**WHAT YOU HAVE TO DO:** Pick out every line of the entries below where "HUNTER" occurs, and copy those lines.

**INFORMATION SUPPLIED:**
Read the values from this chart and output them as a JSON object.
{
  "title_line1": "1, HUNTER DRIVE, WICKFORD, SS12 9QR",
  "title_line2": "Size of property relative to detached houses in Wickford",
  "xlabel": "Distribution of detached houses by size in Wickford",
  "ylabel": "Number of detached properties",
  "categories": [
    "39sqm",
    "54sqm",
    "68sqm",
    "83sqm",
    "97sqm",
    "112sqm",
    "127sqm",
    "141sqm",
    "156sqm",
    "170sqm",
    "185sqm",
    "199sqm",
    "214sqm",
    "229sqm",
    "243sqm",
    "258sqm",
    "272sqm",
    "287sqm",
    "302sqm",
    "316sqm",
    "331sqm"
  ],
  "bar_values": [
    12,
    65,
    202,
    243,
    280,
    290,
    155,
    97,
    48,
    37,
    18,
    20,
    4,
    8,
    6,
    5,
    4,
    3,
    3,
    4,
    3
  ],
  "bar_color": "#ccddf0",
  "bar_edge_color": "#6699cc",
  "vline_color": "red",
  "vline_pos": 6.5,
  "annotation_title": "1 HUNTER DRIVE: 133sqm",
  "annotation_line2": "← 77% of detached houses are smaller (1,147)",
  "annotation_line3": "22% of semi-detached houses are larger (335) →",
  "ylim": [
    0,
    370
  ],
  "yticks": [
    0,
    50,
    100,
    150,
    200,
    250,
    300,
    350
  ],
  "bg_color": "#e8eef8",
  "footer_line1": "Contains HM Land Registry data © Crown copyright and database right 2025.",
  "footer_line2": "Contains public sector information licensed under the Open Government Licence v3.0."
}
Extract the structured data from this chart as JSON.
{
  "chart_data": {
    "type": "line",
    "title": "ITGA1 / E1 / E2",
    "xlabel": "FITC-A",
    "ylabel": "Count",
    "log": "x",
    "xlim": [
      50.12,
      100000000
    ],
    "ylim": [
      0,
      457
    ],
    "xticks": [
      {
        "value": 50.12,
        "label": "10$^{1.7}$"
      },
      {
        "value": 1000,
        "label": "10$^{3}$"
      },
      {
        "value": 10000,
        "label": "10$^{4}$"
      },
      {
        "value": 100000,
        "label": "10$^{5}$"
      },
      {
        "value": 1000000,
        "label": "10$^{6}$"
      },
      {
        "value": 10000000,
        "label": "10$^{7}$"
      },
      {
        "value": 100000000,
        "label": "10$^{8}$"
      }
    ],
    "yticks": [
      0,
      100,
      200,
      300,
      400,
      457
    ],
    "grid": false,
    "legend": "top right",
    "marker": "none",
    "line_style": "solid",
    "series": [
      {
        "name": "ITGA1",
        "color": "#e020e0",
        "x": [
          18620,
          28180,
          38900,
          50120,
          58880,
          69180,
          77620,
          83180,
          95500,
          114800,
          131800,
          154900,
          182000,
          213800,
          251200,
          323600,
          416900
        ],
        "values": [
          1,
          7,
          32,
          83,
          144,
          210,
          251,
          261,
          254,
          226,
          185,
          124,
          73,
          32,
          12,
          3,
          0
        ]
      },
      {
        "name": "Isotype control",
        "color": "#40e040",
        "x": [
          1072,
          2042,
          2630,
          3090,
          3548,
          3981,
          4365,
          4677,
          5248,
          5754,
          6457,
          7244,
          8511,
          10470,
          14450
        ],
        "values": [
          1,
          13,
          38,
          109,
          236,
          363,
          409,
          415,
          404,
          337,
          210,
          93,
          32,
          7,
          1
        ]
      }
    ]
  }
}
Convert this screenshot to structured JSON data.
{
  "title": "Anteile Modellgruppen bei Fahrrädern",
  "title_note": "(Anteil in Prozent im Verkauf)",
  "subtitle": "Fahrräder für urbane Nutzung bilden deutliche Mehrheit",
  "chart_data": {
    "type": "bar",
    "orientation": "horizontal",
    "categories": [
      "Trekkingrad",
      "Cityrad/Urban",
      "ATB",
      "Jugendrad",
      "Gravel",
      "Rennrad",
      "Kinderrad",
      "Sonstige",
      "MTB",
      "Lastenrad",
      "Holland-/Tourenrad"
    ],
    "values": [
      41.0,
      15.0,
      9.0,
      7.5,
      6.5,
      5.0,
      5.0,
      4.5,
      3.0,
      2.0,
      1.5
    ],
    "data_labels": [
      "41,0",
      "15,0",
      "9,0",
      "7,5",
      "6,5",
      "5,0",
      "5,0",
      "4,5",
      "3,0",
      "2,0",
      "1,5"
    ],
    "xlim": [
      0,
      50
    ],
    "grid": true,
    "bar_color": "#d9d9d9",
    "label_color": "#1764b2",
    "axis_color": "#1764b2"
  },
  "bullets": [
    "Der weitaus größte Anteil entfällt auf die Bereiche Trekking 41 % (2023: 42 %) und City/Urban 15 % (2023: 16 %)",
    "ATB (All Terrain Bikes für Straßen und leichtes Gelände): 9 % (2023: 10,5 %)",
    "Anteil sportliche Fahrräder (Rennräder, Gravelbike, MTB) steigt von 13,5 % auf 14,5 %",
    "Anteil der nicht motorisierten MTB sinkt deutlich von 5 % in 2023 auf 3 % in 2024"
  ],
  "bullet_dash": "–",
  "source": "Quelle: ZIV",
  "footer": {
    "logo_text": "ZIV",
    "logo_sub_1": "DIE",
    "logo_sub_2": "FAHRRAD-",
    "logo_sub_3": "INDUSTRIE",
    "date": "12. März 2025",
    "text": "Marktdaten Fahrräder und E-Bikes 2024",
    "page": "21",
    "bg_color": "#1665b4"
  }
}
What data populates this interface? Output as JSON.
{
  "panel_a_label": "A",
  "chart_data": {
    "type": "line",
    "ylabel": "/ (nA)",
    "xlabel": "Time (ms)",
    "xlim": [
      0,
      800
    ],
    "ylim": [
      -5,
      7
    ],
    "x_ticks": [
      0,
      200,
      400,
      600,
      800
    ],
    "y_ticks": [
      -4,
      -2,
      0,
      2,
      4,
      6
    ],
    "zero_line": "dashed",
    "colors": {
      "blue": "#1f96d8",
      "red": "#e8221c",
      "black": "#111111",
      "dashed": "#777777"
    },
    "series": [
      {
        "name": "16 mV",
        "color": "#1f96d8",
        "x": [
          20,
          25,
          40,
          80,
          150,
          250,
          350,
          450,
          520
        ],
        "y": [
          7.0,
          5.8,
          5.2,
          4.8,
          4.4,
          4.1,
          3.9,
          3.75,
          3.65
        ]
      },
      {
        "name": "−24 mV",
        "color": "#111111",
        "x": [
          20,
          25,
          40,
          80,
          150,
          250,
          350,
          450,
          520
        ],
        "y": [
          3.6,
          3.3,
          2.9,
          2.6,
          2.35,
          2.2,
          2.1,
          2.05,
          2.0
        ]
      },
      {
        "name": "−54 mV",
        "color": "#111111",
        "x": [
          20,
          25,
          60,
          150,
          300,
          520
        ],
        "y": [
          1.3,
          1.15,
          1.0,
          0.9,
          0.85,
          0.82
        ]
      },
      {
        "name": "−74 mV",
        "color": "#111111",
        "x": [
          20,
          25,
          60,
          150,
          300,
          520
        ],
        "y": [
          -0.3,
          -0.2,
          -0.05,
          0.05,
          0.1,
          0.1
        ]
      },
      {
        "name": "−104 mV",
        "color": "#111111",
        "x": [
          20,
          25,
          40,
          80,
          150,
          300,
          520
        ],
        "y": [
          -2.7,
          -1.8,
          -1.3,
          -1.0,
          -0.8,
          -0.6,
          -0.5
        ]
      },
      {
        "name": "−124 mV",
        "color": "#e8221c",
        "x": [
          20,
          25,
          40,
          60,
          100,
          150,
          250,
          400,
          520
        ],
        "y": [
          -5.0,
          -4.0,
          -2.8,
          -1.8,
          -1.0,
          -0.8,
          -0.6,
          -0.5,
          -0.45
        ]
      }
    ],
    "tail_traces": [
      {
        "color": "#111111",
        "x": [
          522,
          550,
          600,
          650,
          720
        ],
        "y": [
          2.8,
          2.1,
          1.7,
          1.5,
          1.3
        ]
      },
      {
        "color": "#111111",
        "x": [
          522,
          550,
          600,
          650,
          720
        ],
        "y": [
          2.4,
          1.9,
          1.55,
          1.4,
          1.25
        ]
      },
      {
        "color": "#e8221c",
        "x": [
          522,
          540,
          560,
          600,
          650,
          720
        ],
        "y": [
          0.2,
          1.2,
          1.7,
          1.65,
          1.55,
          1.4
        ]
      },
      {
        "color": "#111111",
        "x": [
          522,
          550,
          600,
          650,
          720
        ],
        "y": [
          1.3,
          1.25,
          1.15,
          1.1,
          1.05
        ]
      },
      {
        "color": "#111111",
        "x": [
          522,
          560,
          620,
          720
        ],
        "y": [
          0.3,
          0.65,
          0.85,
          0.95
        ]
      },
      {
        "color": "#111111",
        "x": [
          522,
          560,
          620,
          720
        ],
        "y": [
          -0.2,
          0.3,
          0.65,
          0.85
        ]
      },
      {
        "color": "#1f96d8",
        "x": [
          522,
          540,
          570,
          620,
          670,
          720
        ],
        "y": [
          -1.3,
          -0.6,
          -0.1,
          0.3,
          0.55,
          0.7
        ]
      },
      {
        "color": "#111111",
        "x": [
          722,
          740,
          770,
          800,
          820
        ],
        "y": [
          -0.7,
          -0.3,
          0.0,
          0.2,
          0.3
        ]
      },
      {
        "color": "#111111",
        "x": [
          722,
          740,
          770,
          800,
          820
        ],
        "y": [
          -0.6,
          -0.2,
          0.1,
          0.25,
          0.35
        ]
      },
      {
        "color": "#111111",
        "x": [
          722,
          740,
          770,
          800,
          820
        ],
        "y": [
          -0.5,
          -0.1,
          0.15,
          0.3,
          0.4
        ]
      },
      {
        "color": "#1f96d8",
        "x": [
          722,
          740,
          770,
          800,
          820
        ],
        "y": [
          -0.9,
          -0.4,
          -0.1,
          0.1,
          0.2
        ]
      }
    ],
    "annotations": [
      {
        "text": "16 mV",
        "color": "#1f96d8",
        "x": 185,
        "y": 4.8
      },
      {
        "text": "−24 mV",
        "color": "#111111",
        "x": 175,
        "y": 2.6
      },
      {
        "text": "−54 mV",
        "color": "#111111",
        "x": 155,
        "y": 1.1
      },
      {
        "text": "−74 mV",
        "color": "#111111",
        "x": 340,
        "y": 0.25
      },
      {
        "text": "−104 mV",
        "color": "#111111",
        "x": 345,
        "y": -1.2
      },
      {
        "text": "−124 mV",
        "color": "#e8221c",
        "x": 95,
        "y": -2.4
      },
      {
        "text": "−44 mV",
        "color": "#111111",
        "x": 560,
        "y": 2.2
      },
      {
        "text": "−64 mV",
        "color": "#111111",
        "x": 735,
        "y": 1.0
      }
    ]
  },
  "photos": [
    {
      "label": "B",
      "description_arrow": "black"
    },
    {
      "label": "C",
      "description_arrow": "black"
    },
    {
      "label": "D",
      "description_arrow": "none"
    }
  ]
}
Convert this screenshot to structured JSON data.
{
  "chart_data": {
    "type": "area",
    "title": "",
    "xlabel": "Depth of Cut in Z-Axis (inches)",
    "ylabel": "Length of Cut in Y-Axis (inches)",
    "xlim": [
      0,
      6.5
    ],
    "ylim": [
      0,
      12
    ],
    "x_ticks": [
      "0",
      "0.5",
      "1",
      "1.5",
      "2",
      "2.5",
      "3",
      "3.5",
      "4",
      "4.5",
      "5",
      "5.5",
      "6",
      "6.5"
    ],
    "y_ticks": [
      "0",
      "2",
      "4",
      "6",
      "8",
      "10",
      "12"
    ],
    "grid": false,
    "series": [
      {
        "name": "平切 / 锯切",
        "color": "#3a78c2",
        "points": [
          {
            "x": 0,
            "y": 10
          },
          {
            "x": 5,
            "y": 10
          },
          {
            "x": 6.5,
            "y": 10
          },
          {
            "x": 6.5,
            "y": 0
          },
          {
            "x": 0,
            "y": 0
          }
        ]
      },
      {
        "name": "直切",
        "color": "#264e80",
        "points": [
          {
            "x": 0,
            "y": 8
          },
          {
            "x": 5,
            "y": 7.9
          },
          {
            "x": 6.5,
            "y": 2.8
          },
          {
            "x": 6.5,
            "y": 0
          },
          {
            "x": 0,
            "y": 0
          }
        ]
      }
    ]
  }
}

**RIGHT ANSWER:**
  "title_line1": "1, HUNTER DRIVE, WICKFORD, SS12 9QR",
  "annotation_title": "1 HUNTER DRIVE: 133sqm",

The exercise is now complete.